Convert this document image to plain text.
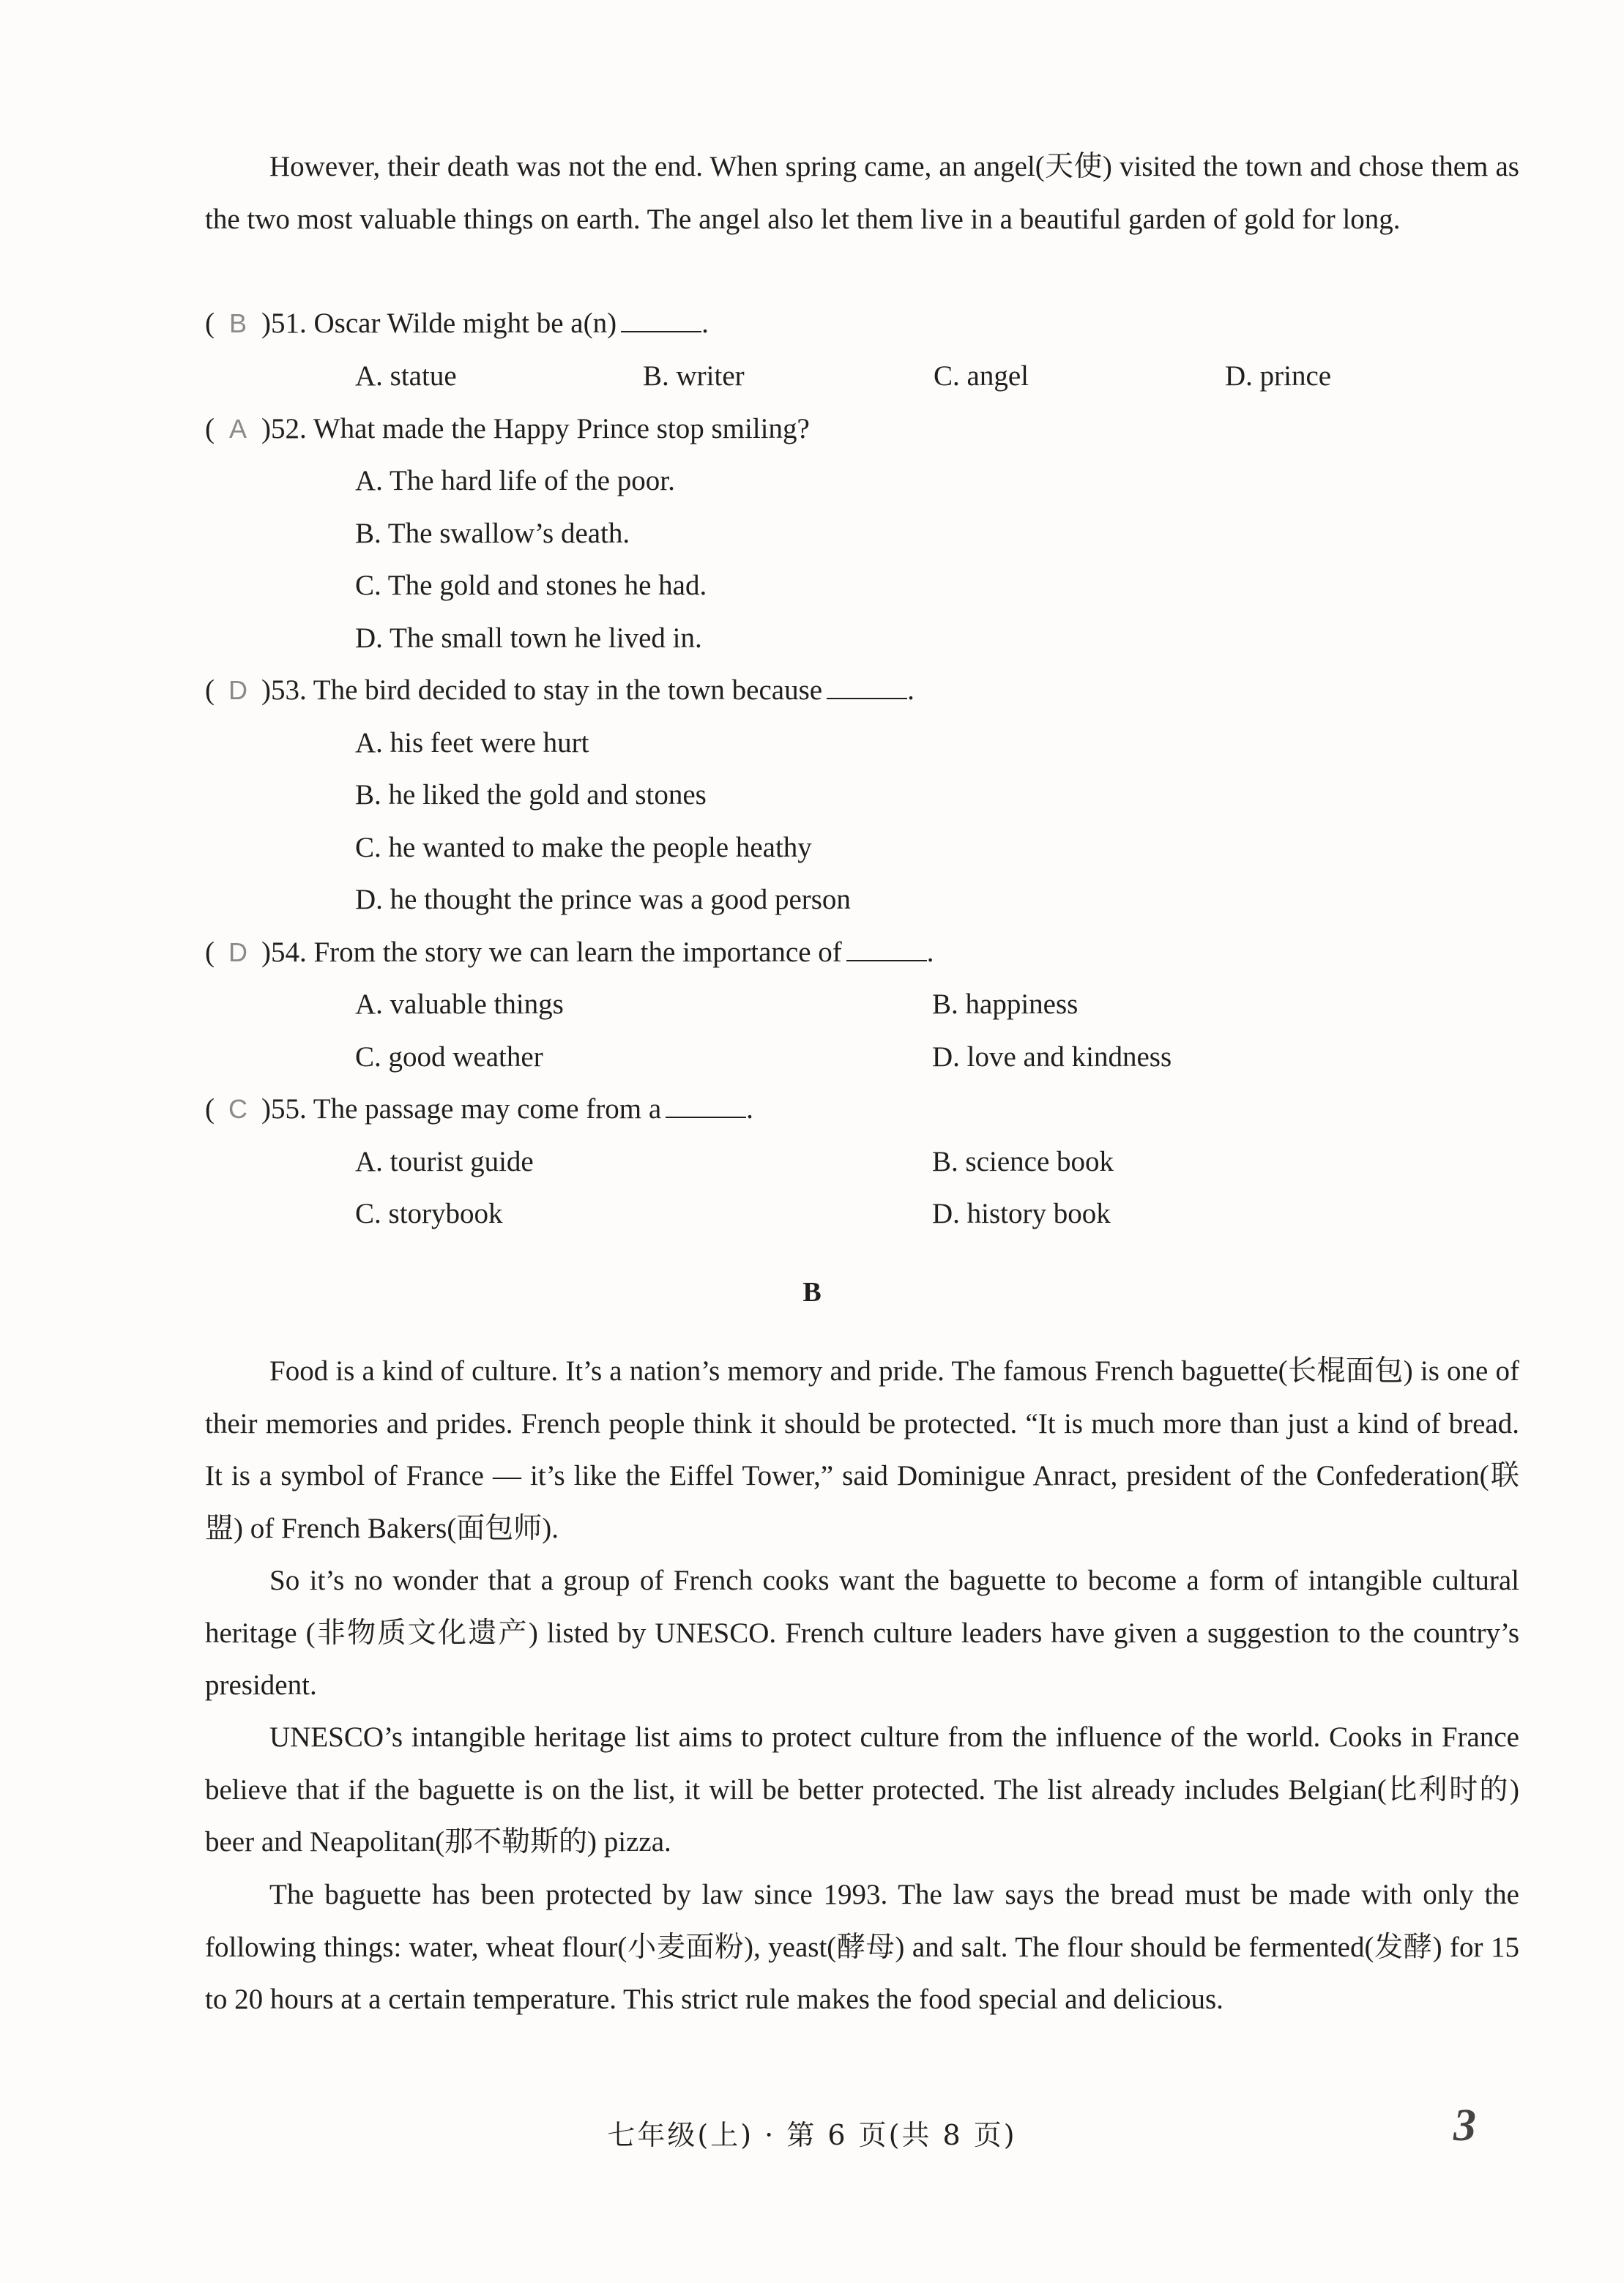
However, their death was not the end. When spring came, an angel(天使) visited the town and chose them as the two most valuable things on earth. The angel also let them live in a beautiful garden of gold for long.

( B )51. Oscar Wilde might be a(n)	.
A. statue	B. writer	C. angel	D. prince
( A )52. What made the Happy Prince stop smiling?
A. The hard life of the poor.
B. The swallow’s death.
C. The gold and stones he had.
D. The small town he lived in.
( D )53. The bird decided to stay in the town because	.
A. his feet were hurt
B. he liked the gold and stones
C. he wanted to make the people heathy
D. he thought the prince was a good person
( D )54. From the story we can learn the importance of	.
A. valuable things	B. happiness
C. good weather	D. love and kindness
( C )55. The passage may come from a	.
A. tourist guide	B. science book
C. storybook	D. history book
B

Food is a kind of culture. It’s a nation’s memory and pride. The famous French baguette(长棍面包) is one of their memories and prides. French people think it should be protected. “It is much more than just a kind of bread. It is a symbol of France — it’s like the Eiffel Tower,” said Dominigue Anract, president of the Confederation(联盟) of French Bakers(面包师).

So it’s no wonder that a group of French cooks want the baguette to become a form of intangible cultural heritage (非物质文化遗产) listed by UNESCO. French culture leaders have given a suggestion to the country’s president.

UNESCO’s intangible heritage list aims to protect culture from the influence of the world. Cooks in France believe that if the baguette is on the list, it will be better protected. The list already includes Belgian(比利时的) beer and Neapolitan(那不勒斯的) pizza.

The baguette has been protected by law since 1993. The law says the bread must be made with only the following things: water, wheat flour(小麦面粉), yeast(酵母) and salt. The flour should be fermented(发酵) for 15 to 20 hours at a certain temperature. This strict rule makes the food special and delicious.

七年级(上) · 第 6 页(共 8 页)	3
§ §
# [Task description]
Pull out all lines containing "valuable".

# [Solution to this problem]
However, their death was not the end. When spring came, an angel(天使) visited the town and chose them as the two most valuable things on earth. The angel also let them live in a beautiful garden of gold for long.
A. valuable things	B. happiness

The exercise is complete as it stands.